• WORK REQUIRED
Reproduce all of the material word for word.

• AVAILABLE RECORDS
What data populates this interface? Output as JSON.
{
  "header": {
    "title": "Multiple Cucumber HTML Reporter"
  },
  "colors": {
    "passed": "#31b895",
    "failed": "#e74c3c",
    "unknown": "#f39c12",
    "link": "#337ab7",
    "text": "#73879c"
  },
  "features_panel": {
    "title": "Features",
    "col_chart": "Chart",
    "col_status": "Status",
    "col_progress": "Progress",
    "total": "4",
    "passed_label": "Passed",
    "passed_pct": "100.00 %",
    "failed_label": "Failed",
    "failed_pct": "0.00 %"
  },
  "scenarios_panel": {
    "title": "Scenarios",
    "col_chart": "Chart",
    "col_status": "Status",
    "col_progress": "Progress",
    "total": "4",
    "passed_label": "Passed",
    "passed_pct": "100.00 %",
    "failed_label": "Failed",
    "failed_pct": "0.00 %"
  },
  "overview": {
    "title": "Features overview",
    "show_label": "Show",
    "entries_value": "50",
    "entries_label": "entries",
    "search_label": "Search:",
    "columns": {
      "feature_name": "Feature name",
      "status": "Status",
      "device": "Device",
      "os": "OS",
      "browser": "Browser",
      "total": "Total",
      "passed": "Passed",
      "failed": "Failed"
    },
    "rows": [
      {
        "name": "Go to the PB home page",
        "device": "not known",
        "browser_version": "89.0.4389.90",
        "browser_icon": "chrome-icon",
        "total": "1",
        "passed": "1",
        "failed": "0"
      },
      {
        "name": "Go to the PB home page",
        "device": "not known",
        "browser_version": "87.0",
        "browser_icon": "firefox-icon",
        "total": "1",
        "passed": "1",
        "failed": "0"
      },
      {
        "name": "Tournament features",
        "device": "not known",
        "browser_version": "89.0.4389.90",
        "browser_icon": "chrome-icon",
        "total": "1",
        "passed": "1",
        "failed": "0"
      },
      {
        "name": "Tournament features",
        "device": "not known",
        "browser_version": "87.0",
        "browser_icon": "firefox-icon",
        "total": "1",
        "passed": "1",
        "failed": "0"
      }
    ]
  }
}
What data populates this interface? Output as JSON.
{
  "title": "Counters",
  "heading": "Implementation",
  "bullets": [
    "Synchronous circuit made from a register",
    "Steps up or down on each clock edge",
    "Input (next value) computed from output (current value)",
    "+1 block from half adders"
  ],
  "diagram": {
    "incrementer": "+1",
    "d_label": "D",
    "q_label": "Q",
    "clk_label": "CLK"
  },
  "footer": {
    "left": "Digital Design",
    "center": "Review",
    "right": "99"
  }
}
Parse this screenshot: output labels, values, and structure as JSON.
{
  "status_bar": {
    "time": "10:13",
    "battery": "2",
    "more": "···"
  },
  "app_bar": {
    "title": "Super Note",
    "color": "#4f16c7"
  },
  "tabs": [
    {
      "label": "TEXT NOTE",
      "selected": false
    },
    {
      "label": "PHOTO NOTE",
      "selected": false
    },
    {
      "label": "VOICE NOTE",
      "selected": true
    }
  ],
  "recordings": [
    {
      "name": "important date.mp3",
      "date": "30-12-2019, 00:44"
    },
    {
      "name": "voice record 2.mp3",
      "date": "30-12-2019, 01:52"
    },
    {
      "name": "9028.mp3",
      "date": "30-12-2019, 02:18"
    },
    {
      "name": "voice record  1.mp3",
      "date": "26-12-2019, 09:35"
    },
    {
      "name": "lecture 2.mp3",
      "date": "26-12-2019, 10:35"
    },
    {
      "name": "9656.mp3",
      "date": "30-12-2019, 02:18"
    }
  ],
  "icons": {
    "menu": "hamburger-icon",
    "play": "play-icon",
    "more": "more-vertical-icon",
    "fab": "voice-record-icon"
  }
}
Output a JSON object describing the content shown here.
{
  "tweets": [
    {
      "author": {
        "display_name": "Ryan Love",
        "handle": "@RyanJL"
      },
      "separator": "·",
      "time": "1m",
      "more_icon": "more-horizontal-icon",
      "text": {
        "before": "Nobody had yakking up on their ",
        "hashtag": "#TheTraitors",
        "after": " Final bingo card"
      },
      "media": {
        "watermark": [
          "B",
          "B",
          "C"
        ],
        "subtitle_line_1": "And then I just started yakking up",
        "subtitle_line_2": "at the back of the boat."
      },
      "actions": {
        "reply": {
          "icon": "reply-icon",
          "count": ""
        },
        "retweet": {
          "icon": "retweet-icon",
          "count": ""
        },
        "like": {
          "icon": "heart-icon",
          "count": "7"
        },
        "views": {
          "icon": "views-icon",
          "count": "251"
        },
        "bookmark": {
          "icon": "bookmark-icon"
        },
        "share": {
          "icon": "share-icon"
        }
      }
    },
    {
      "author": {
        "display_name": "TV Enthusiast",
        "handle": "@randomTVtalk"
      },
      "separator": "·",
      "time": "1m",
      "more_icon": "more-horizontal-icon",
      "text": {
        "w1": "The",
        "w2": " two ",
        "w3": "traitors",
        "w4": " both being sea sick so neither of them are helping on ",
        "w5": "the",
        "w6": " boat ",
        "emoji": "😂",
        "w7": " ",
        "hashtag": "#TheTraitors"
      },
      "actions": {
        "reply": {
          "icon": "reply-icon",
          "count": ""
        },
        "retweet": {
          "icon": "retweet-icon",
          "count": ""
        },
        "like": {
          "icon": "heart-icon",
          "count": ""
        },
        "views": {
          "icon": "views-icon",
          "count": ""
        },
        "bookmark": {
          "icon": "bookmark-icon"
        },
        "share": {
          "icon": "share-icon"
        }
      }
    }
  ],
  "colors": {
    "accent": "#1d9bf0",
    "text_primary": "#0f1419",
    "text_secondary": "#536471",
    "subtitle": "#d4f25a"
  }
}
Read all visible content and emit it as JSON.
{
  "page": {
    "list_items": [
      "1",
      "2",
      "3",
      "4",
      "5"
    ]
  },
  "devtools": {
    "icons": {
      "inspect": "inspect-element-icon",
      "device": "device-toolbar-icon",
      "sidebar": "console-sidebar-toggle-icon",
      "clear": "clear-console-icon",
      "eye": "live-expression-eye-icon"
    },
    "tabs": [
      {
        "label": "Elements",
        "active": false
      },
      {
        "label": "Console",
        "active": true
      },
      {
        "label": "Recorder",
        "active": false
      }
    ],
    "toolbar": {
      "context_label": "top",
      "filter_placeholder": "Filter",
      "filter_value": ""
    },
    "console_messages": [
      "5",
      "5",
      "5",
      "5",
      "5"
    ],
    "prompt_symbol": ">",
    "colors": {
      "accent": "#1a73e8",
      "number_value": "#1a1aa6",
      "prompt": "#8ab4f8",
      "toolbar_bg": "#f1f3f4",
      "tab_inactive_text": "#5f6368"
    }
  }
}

• COMPLETE OUTPUT
What data populates this interface? Output as JSON.
{
  "header": {
    "title": "Multiple Cucumber HTML Reporter"
  },
  "colors": {
    "passed": "#31b895",
    "failed": "#e74c3c",
    "unknown": "#f39c12",
    "link": "#337ab7",
    "text": "#73879c"
  },
  "features_panel": {
    "title": "Features",
    "col_chart": "Chart",
    "col_status": "Status",
    "col_progress": "Progress",
    "total": "4",
    "passed_label": "Passed",
    "passed_pct": "100.00 %",
    "failed_label": "Failed",
    "failed_pct": "0.00 %"
  },
  "scenarios_panel": {
    "title": "Scenarios",
    "col_chart": "Chart",
    "col_status": "Status",
    "col_progress": "Progress",
    "total": "4",
    "passed_label": "Passed",
    "passed_pct": "100.00 %",
    "failed_label": "Failed",
    "failed_pct": "0.00 %"
  },
  "overview": {
    "title": "Features overview",
    "show_label": "Show",
    "entries_value": "50",
    "entries_label": "entries",
    "search_label": "Search:",
    "columns": {
      "feature_name": "Feature name",
      "status": "Status",
      "device": "Device",
      "os": "OS",
      "browser": "Browser",
      "total": "Total",
      "passed": "Passed",
      "failed": "Failed"
    },
    "rows": [
      {
        "name": "Go to the PB home page",
        "device": "not known",
        "browser_version": "89.0.4389.90",
        "browser_icon": "chrome-icon",
        "total": "1",
        "passed": "1",
        "failed": "0"
      },
      {
        "name": "Go to the PB home page",
        "device": "not known",
        "browser_version": "87.0",
        "browser_icon": "firefox-icon",
        "total": "1",
        "passed": "1",
        "failed": "0"
      },
      {
        "name": "Tournament features",
        "device": "not known",
        "browser_version": "89.0.4389.90",
        "browser_icon": "chrome-icon",
        "total": "1",
        "passed": "1",
        "failed": "0"
      },
      {
        "name": "Tournament features",
        "device": "not known",
        "browser_version": "87.0",
        "browser_icon": "firefox-icon",
        "total": "1",
        "passed": "1",
        "failed": "0"
      }
    ]
  }
}
What data populates this interface? Output as JSON.
{
  "title": "Counters",
  "heading": "Implementation",
  "bullets": [
    "Synchronous circuit made from a register",
    "Steps up or down on each clock edge",
    "Input (next value) computed from output (current value)",
    "+1 block from half adders"
  ],
  "diagram": {
    "incrementer": "+1",
    "d_label": "D",
    "q_label": "Q",
    "clk_label": "CLK"
  },
  "footer": {
    "left": "Digital Design",
    "center": "Review",
    "right": "99"
  }
}
Parse this screenshot: output labels, values, and structure as JSON.
{
  "status_bar": {
    "time": "10:13",
    "battery": "2",
    "more": "···"
  },
  "app_bar": {
    "title": "Super Note",
    "color": "#4f16c7"
  },
  "tabs": [
    {
      "label": "TEXT NOTE",
      "selected": false
    },
    {
      "label": "PHOTO NOTE",
      "selected": false
    },
    {
      "label": "VOICE NOTE",
      "selected": true
    }
  ],
  "recordings": [
    {
      "name": "important date.mp3",
      "date": "30-12-2019, 00:44"
    },
    {
      "name": "voice record 2.mp3",
      "date": "30-12-2019, 01:52"
    },
    {
      "name": "9028.mp3",
      "date": "30-12-2019, 02:18"
    },
    {
      "name": "voice record  1.mp3",
      "date": "26-12-2019, 09:35"
    },
    {
      "name": "lecture 2.mp3",
      "date": "26-12-2019, 10:35"
    },
    {
      "name": "9656.mp3",
      "date": "30-12-2019, 02:18"
    }
  ],
  "icons": {
    "menu": "hamburger-icon",
    "play": "play-icon",
    "more": "more-vertical-icon",
    "fab": "voice-record-icon"
  }
}
Output a JSON object describing the content shown here.
{
  "tweets": [
    {
      "author": {
        "display_name": "Ryan Love",
        "handle": "@RyanJL"
      },
      "separator": "·",
      "time": "1m",
      "more_icon": "more-horizontal-icon",
      "text": {
        "before": "Nobody had yakking up on their ",
        "hashtag": "#TheTraitors",
        "after": " Final bingo card"
      },
      "media": {
        "watermark": [
          "B",
          "B",
          "C"
        ],
        "subtitle_line_1": "And then I just started yakking up",
        "subtitle_line_2": "at the back of the boat."
      },
      "actions": {
        "reply": {
          "icon": "reply-icon",
          "count": ""
        },
        "retweet": {
          "icon": "retweet-icon",
          "count": ""
        },
        "like": {
          "icon": "heart-icon",
          "count": "7"
        },
        "views": {
          "icon": "views-icon",
          "count": "251"
        },
        "bookmark": {
          "icon": "bookmark-icon"
        },
        "share": {
          "icon": "share-icon"
        }
      }
    },
    {
      "author": {
        "display_name": "TV Enthusiast",
        "handle": "@randomTVtalk"
      },
      "separator": "·",
      "time": "1m",
      "more_icon": "more-horizontal-icon",
      "text": {
        "w1": "The",
        "w2": " two ",
        "w3": "traitors",
        "w4": " both being sea sick so neither of them are helping on ",
        "w5": "the",
        "w6": " boat ",
        "emoji": "😂",
        "w7": " ",
        "hashtag": "#TheTraitors"
      },
      "actions": {
        "reply": {
          "icon": "reply-icon",
          "count": ""
        },
        "retweet": {
          "icon": "retweet-icon",
          "count": ""
        },
        "like": {
          "icon": "heart-icon",
          "count": ""
        },
        "views": {
          "icon": "views-icon",
          "count": ""
        },
        "bookmark": {
          "icon": "bookmark-icon"
        },
        "share": {
          "icon": "share-icon"
        }
      }
    }
  ],
  "colors": {
    "accent": "#1d9bf0",
    "text_primary": "#0f1419",
    "text_secondary": "#536471",
    "subtitle": "#d4f25a"
  }
}
Read all visible content and emit it as JSON.
{
  "page": {
    "list_items": [
      "1",
      "2",
      "3",
      "4",
      "5"
    ]
  },
  "devtools": {
    "icons": {
      "inspect": "inspect-element-icon",
      "device": "device-toolbar-icon",
      "sidebar": "console-sidebar-toggle-icon",
      "clear": "clear-console-icon",
      "eye": "live-expression-eye-icon"
    },
    "tabs": [
      {
        "label": "Elements",
        "active": false
      },
      {
        "label": "Console",
        "active": true
      },
      {
        "label": "Recorder",
        "active": false
      }
    ],
    "toolbar": {
      "context_label": "top",
      "filter_placeholder": "Filter",
      "filter_value": ""
    },
    "console_messages": [
      "5",
      "5",
      "5",
      "5",
      "5"
    ],
    "prompt_symbol": ">",
    "colors": {
      "accent": "#1a73e8",
      "number_value": "#1a1aa6",
      "prompt": "#8ab4f8",
      "toolbar_bg": "#f1f3f4",
      "tab_inactive_text": "#5f6368"
    }
  }
}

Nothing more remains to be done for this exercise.